*Problem to solve*
Render the items below as a JSON list of strings, one string per line, with blank lines omitted.

*Supplied information*
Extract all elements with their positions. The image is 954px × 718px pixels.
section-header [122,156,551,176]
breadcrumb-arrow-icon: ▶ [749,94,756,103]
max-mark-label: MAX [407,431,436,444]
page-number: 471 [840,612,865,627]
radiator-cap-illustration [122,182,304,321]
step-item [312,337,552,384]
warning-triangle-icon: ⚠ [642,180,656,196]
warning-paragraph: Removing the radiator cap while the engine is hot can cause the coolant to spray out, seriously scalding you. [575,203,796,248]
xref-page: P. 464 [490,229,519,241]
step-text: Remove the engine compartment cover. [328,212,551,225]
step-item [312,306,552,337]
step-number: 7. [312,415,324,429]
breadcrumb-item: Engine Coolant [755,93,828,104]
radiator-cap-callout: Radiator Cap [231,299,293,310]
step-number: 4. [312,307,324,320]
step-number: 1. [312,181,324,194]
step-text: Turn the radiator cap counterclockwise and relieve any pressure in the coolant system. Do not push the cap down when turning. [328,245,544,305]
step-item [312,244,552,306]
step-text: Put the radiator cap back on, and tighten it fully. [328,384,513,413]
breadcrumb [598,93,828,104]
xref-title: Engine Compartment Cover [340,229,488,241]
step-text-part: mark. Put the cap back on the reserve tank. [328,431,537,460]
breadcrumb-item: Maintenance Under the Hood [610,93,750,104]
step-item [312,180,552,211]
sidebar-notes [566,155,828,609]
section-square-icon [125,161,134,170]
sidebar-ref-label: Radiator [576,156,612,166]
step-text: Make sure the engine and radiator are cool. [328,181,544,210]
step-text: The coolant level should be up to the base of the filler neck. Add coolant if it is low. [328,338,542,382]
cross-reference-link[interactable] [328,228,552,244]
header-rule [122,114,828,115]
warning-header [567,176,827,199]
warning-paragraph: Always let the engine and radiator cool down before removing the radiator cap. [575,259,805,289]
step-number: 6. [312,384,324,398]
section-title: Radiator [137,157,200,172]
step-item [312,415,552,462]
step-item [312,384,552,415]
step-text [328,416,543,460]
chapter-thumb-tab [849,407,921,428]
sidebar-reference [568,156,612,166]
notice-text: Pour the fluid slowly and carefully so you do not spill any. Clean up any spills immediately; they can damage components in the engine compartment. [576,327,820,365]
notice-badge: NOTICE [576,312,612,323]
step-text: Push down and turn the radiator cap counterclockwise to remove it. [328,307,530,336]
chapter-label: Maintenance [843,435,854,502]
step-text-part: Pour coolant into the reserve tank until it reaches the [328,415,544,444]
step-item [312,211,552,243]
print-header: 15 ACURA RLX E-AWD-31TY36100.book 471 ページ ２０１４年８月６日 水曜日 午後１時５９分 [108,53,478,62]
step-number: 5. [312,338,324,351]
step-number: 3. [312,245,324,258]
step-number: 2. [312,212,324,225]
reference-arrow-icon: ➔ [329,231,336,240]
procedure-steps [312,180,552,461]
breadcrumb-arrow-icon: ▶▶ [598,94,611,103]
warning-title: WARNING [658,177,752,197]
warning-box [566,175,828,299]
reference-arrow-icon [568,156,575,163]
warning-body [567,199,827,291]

*Exercise result*
[
  "Extract all elements with their positions. The image is 954px × 718px pixels.",
  "section-header [122,156,551,176]",
  "breadcrumb-arrow-icon: ▶ [749,94,756,103]",
  "max-mark-label: MAX [407,431,436,444]",
  "page-number: 471 [840,612,865,627]",
  "radiator-cap-illustration [122,182,304,321]",
  "step-item [312,337,552,384]",
  "warning-triangle-icon: ⚠ [642,180,656,196]",
  "warning-paragraph: Removing the radiator cap while the engine is hot can cause the coolant to spray out, seriously scalding you. [575,203,796,248]",
  "xref-page: P. 464 [490,229,519,241]",
  "step-text: Remove the engine compartment cover. [328,212,551,225]",
  "step-item [312,306,552,337]",
  "step-number: 7. [312,415,324,429]",
  "breadcrumb-item: Engine Coolant [755,93,828,104]",
  "radiator-cap-callout: Radiator Cap [231,299,293,310]",
  "step-number: 4. [312,307,324,320]",
  "step-number: 1. [312,181,324,194]",
  "step-text: Turn the radiator cap counterclockwise and relieve any pressure in the coolant system. Do not push the cap down when turning. [328,245,544,305]",
  "step-item [312,244,552,306]",
  "step-text: Put the radiator cap back on, and tighten it fully. [328,384,513,413]",
  "breadcrumb [598,93,828,104]",
  "xref-title: Engine Compartment Cover [340,229,488,241]",
  "step-text-part: mark. Put the cap back on the reserve tank. [328,431,537,460]",
  "breadcrumb-item: Maintenance Under the Hood [610,93,750,104]",
  "step-item [312,180,552,211]",
  "sidebar-notes [566,155,828,609]",
  "section-square-icon [125,161,134,170]",
  "sidebar-ref-label: Radiator [576,156,612,166]",
  "step-text: Make sure the engine and radiator are cool. [328,181,544,210]",
  "step-text: The coolant level should be up to the base of the filler neck. Add coolant if it is low. [328,338,542,382]",
  "cross-reference-link[interactable] [328,228,552,244]",
  "header-rule [122,114,828,115]",
  "warning-header [567,176,827,199]",
  "warning-paragraph: Always let the engine and radiator cool down before removing the radiator cap. [575,259,805,289]",
  "step-number: 6. [312,384,324,398]",
  "section-title: Radiator [137,157,200,172]",
  "step-item [312,415,552,462]",
  "step-item [312,384,552,415]",
  "step-text [328,416,543,460]",
  "chapter-thumb-tab [849,407,921,428]",
  "sidebar-reference [568,156,612,166]",
  "notice-text: Pour the fluid slowly and carefully so you do not spill any. Clean up any spills immediately; they can damage components in the engine compartment. [576,327,820,365]",
  "notice-badge: NOTICE [576,312,612,323]",
  "step-text: Push down and turn the radiator cap counterclockwise to remove it. [328,307,530,336]",
  "chapter-label: Maintenance [843,435,854,502]",
  "step-text-part: Pour coolant into the reserve tank until it reaches the [328,415,544,444]",
  "step-item [312,211,552,243]",
  "print-header: 15 ACURA RLX E-AWD-31TY36100.book 471 ページ ２０１４年８月６日 水曜日 午後１時５９分 [108,53,478,62]",
  "step-number: 5. [312,338,324,351]",
  "step-number: 3. [312,245,324,258]",
  "step-number: 2. [312,212,324,225]",
  "reference-arrow-icon: ➔ [329,231,336,240]",
  "procedure-steps [312,180,552,461]",
  "breadcrumb-arrow-icon: ▶▶ [598,94,611,103]",
  "warning-title: WARNING [658,177,752,197]",
  "warning-box [566,175,828,299]",
  "reference-arrow-icon [568,156,575,163]",
  "warning-body [567,199,827,291]"
]